The ability of a medium to refract light is its refractive index ("RI"). RI is the ratio of the velocity of light in a vacuum to the velocity of light in a medium. It is a physical property of the medium and is represented by a dimensionless integer "n". Differential refractometry is the art of measuring small differences in RI between a reference solution and a sample solution. The difference in RI is referred to as ".DELTA.n". .DELTA.n is measured in RI units ("RIU").
Differential refractometers in the prior art generally consist of a light emitting diode (LED), a flow cell containing a sample side and a reference side, and a dual element photodiode detector. As illustrated in FIG. 1, known differential refractometers utilizing a dual pass optics bench contain a mirror which reflects the light causing the light beam to pass through the flow cell twice before reaching the photodiode.
After the light beam passes through the flow cell the second and final time, it passes through an imaging lens and then falls upon the dual element photodiode. When the flow cell contains just solvent, the position of the light beam is centered on the elements of the photodiode as shown in FIG. 2a. This position of the beam creates a baseline signal. When sample is inserted into the flow-cell, light beam is refracted further, causing a deflected image on the photodiode as illustrated in FIG. 2b. The deflected image creates a signal that differs from the base-line signal. The changing signal from the photodiode results in a change in the output voltage of the refractometer. An integrator or chart recorder then registers the changes in output voltage as peaks on a chromatogram.
One factor that always creates issues in refractometry is temperature. The sample has to be maintained in a very thermally stable environment. Even slight changes or variations in temperature affect the density of the sample thereby changing its refractive index. Temperature also poses problems in elevated temperature polymer characterization and other high temperature analyses because the LED and the photodiode detector are electronic devices which generally cannot withstand very high temperatures.

Given information:

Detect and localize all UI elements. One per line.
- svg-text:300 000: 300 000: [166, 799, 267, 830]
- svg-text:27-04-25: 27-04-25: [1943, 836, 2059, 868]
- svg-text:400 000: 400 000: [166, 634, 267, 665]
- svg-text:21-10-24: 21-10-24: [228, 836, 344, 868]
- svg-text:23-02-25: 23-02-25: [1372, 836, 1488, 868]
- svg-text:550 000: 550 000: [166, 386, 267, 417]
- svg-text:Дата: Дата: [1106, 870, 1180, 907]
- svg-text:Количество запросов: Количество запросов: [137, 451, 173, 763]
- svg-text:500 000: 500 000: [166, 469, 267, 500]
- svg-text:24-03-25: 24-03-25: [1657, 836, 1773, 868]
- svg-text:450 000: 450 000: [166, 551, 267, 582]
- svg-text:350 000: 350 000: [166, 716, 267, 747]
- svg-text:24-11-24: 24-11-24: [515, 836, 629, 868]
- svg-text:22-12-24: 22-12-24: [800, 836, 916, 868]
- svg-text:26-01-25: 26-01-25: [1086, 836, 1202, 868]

The problem:
Answer each question from the refractometry text.
(a) What does differential refractometry measure?
(b) In a dual pass optics bench, what makes the light beam pass through the flow cell twice?
(c) Why do the LED and the photodiode detector cause problems in high temperature analyses?

Solved problem:
(a) Small differences in refractive index between a reference solution and a sample solution.
(b) A mirror that reflects the light.
(c) They are electronic devices that generally cannot withstand very high temperatures.